(Recorded data)
-*-

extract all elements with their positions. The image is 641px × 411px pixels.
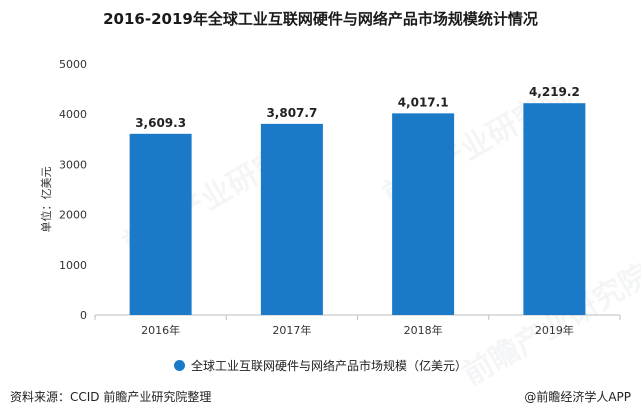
y-axis-label: 单位：亿美元 <box>39 167 53 233</box>
legend-marker <box>173 360 185 371</box>
y-tick-label: 0 <box>80 309 87 322</box>
x-tick-label: 2018年 <box>404 323 443 337</box>
legend: 全球工业互联网硬件与网络产品市场规模（亿美元） <box>0 357 641 374</box>
y-tick-label: 2000 <box>59 209 87 222</box>
bar <box>129 133 192 315</box>
y-tick-label: 5000 <box>59 58 87 71</box>
y-tick-label: 1000 <box>59 259 87 272</box>
credit-note: @前瞻经济学人APP <box>524 390 631 404</box>
data-label: 4,017.1 <box>398 95 449 109</box>
data-label: 3,807.7 <box>266 106 317 120</box>
y-tick-label: 4000 <box>59 108 87 121</box>
legend-label: 全球工业互联网硬件与网络产品市场规模（亿美元） <box>190 359 467 373</box>
bar-chart: 0 1000 2000 3000 4000 5000 单位：亿美元 3,609.3 2016年 3… <box>39 58 621 337</box>
x-tick-label: 2017年 <box>272 323 311 337</box>
bar <box>260 123 323 316</box>
data-label: 4,219.2 <box>529 85 580 99</box>
data-label: 3,609.3 <box>135 116 186 130</box>
y-tick-label: 3000 <box>59 158 87 171</box>
bar <box>392 113 455 315</box>
x-tick-label: 2016年 <box>141 323 180 337</box>
x-tick-label: 2019年 <box>535 323 574 337</box>
source-note: 资料来源：CCID 前瞻产业研究院整理 <box>10 390 212 404</box>
bar <box>523 103 586 315</box>
chart-title: 2016-2019年全球工业互联网硬件与网络产品市场规模统计情况 <box>103 10 538 28</box>
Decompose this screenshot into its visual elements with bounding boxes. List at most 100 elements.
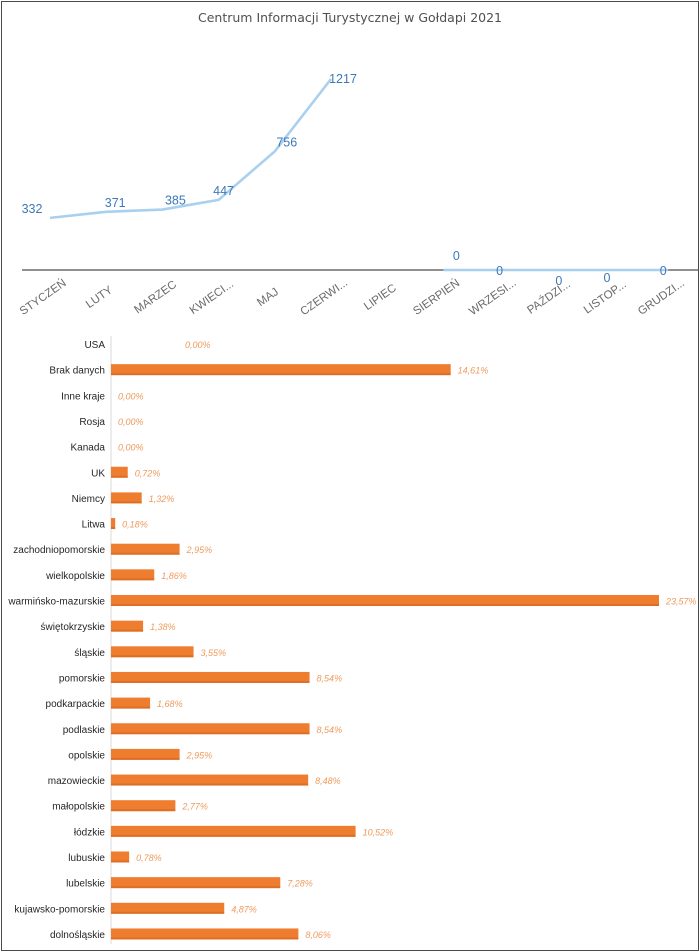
bar-shadow: [111, 937, 299, 940]
bar: [111, 595, 659, 606]
category-label: mazowieckie: [48, 776, 106, 787]
bar: [111, 543, 180, 555]
category-label: małopolskie: [52, 802, 105, 813]
bar-shadow: [111, 886, 281, 889]
bar-value-label: 8,48%: [315, 776, 341, 786]
bar: [111, 851, 130, 863]
bar: [111, 800, 176, 812]
bar-value-label: 3,55%: [201, 648, 227, 658]
bar-value-label: 23,57%: [665, 597, 697, 607]
bar-value-label: 0,18%: [122, 520, 148, 530]
bar-value-label: 0,72%: [135, 468, 161, 478]
bar: [111, 928, 299, 940]
category-label: Brak danych: [49, 366, 105, 377]
bar: [111, 364, 451, 376]
bar: [111, 877, 281, 889]
category-label: Kanada: [71, 443, 106, 454]
bar: [111, 697, 151, 709]
bar-shadow: [111, 680, 310, 683]
bar-value-label: 14,61%: [458, 366, 489, 376]
bar-shadow: [111, 757, 180, 760]
data-label: 0: [453, 249, 460, 263]
category-label: lubelskie: [66, 879, 105, 890]
category-label: podlaskie: [63, 725, 106, 736]
bar-value-label: 1,68%: [157, 699, 183, 709]
bar-value-label: 0,00%: [185, 340, 211, 350]
data-label: 385: [165, 194, 186, 208]
category-label: dolnośląskie: [50, 930, 105, 941]
bar: [111, 620, 144, 632]
bar-value-label: 7,28%: [287, 879, 313, 889]
bar-value-label: 2,77%: [181, 802, 208, 812]
series-line-1: [49, 78, 333, 220]
bar-shadow: [111, 783, 309, 786]
bar-shadow: [111, 552, 180, 555]
bar-shadow: [111, 860, 130, 863]
category-label: kujawsko-pomorskie: [14, 904, 105, 915]
data-label: 756: [276, 135, 297, 149]
data-label: 1217: [329, 72, 357, 86]
bar: [111, 492, 142, 504]
category-label: Niemcy: [72, 494, 105, 505]
bar-shadow: [111, 911, 225, 914]
bar-value-label: 2,95%: [186, 545, 213, 555]
bar: [111, 723, 310, 735]
bar-value-label: 0,78%: [136, 853, 162, 863]
category-label: Inne kraje: [61, 391, 105, 402]
bar-shadow: [111, 629, 144, 632]
data-label: 332: [22, 202, 43, 216]
category-label: Rosja: [79, 417, 105, 428]
bar: [111, 825, 356, 837]
bar-value-label: 1,32%: [149, 494, 175, 504]
bar-value-label: 10,52%: [363, 827, 394, 837]
bar-value-label: 1,86%: [161, 571, 187, 581]
bar: [111, 646, 194, 658]
category-label: warmińsko-mazurskie: [7, 597, 105, 608]
bar: [111, 671, 310, 683]
category-label: wielkopolskie: [45, 571, 105, 582]
bar-shadow: [111, 501, 142, 504]
category-label: Litwa: [82, 520, 106, 531]
data-label: 0: [604, 271, 611, 285]
bar-shadow: [111, 604, 659, 606]
bar: [111, 518, 116, 530]
bar-value-label: 8,06%: [305, 930, 331, 940]
line-chart-title: Centrum Informacji Turystycznej w Gołdap…: [197, 10, 503, 25]
category-label: zachodniopomorskie: [13, 545, 105, 556]
category-label: USA: [84, 340, 105, 351]
category-label: opolskie: [68, 750, 105, 761]
bar-shadow: [111, 578, 155, 581]
bar: [111, 466, 128, 478]
category-label: świętokrzyskie: [41, 622, 106, 633]
bar-shadow: [111, 527, 116, 530]
bar-value-label: 0,00%: [118, 391, 144, 401]
data-label: 0: [555, 274, 562, 288]
bar-value-label: 1,38%: [150, 622, 176, 632]
bar: [111, 748, 180, 760]
category-label: pomorskie: [59, 673, 106, 684]
bar-shadow: [111, 373, 451, 376]
bar-value-label: 8,54%: [317, 673, 343, 683]
bar-shadow: [111, 655, 194, 658]
bar-shadow: [111, 475, 128, 478]
category-label: podkarpackie: [46, 699, 106, 710]
bar-shadow: [111, 732, 310, 735]
data-label: 0: [496, 264, 503, 278]
category-label: lubuskie: [68, 853, 105, 864]
data-label: 371: [105, 196, 126, 210]
category-label: śląskie: [74, 648, 105, 659]
bar-value-label: 0,00%: [118, 417, 144, 427]
category-label: UK: [91, 468, 105, 479]
bar-shadow: [111, 706, 151, 709]
bar-value-label: 0,00%: [118, 443, 144, 453]
data-label: 447: [213, 184, 234, 198]
category-label: łódzkie: [74, 827, 106, 838]
bar: [111, 774, 309, 786]
bar: [111, 569, 155, 581]
data-label: 0: [660, 264, 667, 278]
bar-value-label: 2,95%: [186, 750, 213, 760]
bar-value-label: 8,54%: [317, 725, 343, 735]
bar-shadow: [111, 834, 356, 837]
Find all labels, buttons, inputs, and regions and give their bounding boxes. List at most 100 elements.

-*-

Rewrite the lines from the one containing "bar-shadow: [111, 937, 299, 940]" through the one containing "bar-value-label: 23,57%: [665, 597, 697, 607]", inclusive, as a JSON list of strings with one string per line and blank lines omitted.

* EXERCISE OUTPUT:
[
  "bar-shadow: [111, 937, 299, 940]",
  "bar: [111, 595, 659, 606]",
  "category-label: mazowieckie: [48, 776, 106, 787]",
  "bar: [111, 543, 180, 555]",
  "category-label: małopolskie: [52, 802, 105, 813]",
  "bar-shadow: [111, 886, 281, 889]",
  "bar-value-label: 8,48%: [315, 776, 341, 786]",
  "bar: [111, 851, 130, 863]",
  "bar: [111, 800, 176, 812]",
  "bar-value-label: 3,55%: [201, 648, 227, 658]",
  "bar-value-label: 23,57%: [665, 597, 697, 607]"
]